## Instruction
From the entries below, copy out every line with "title" in it.

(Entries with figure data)
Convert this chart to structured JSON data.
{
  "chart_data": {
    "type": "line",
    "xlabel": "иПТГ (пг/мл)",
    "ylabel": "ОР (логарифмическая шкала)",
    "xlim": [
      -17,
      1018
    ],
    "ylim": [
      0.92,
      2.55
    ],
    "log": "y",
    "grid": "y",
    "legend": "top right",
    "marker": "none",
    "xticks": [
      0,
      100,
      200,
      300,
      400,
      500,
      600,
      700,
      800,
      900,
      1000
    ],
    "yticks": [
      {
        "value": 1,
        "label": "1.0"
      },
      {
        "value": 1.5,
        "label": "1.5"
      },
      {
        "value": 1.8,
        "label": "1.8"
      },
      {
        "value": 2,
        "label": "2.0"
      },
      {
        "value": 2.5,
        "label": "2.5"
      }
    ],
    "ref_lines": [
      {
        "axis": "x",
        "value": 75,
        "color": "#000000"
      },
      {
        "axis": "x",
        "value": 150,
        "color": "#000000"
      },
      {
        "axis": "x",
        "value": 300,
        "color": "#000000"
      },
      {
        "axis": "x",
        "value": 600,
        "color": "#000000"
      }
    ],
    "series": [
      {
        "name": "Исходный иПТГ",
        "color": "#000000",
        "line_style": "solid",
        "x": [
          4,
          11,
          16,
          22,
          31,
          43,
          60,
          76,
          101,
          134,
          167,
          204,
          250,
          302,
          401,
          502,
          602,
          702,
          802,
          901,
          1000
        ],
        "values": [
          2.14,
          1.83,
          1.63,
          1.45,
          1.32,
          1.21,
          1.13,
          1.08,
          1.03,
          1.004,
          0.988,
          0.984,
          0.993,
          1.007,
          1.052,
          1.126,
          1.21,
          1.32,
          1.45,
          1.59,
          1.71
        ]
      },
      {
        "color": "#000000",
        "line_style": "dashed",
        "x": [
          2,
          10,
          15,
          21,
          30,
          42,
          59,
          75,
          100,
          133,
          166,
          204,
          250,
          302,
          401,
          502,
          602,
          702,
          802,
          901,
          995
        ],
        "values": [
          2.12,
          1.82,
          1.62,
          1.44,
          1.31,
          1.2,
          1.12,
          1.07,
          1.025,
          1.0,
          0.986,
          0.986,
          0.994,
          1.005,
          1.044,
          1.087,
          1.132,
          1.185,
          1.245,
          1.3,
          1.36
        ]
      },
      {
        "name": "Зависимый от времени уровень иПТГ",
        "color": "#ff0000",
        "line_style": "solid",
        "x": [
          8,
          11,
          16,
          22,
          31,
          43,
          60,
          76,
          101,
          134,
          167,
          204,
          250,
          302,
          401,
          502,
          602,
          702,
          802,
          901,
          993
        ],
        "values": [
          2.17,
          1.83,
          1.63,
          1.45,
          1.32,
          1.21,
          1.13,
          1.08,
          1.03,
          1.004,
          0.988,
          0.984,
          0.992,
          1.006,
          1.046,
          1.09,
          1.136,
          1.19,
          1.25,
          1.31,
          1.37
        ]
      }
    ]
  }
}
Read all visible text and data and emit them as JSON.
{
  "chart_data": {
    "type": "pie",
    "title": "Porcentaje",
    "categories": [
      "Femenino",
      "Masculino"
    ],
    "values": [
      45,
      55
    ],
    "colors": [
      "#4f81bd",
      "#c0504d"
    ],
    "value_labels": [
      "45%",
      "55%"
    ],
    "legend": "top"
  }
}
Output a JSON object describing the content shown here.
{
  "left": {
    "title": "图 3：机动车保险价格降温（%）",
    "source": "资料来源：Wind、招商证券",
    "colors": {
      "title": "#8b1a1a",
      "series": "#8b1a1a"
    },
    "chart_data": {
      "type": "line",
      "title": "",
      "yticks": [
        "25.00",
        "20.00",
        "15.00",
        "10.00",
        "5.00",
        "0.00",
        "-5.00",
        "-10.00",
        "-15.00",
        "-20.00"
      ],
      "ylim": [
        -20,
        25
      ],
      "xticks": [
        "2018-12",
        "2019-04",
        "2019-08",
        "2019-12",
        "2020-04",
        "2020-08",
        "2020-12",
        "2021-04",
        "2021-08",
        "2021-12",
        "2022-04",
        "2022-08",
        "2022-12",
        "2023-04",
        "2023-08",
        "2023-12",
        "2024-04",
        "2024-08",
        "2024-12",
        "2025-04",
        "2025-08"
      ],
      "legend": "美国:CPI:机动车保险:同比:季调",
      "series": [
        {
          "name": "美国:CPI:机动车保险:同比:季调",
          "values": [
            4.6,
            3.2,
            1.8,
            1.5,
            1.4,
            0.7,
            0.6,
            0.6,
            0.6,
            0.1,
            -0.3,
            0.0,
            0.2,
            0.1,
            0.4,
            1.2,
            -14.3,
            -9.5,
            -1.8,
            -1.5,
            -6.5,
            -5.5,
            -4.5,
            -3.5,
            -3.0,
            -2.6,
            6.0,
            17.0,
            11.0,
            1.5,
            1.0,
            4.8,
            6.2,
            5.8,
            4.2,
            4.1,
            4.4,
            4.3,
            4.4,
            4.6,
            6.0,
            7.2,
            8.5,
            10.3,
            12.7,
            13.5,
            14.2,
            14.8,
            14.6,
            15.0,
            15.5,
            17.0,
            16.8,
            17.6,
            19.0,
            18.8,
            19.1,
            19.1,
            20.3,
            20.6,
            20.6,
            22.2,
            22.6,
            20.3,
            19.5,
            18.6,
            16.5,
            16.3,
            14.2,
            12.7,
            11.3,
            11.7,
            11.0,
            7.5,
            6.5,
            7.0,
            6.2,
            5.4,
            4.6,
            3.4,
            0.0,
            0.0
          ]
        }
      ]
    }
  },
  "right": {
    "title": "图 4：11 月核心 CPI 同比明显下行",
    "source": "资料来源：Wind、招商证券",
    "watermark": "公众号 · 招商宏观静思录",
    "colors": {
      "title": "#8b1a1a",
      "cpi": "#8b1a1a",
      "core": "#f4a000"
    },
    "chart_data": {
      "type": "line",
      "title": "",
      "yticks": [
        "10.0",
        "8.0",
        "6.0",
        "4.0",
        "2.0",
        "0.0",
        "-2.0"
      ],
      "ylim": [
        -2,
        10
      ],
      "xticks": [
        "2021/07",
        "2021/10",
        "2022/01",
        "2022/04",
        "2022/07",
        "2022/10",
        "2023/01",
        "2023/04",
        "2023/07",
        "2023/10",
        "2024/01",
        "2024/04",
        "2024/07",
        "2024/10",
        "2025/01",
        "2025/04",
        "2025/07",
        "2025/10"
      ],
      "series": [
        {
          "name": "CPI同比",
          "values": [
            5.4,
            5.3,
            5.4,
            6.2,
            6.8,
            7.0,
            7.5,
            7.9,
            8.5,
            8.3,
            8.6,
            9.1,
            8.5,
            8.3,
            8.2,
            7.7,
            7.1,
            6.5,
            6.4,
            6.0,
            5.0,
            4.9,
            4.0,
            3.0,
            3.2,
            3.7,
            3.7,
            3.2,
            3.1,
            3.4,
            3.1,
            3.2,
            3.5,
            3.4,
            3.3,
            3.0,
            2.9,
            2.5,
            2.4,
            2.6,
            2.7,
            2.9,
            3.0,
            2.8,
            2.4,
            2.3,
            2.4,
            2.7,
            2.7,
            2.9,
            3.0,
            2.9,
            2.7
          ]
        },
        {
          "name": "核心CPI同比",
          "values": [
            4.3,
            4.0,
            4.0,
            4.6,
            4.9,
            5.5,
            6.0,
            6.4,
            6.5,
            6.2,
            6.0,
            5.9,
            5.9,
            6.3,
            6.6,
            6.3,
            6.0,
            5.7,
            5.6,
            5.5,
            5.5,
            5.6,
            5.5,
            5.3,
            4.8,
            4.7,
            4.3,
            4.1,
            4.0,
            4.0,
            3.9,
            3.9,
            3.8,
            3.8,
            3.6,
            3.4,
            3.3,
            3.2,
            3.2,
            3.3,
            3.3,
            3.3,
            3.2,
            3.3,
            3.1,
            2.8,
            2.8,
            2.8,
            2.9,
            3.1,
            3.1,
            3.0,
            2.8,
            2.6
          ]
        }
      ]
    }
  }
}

## Output for this task
    "title": "Porcentaje",
    "title": "图 3：机动车保险价格降温（%）",
      "title": "#8b1a1a",
      "title": "",
    "title": "图 4：11 月核心 CPI 同比明显下行",
      "title": "#8b1a1a",
      "title": "",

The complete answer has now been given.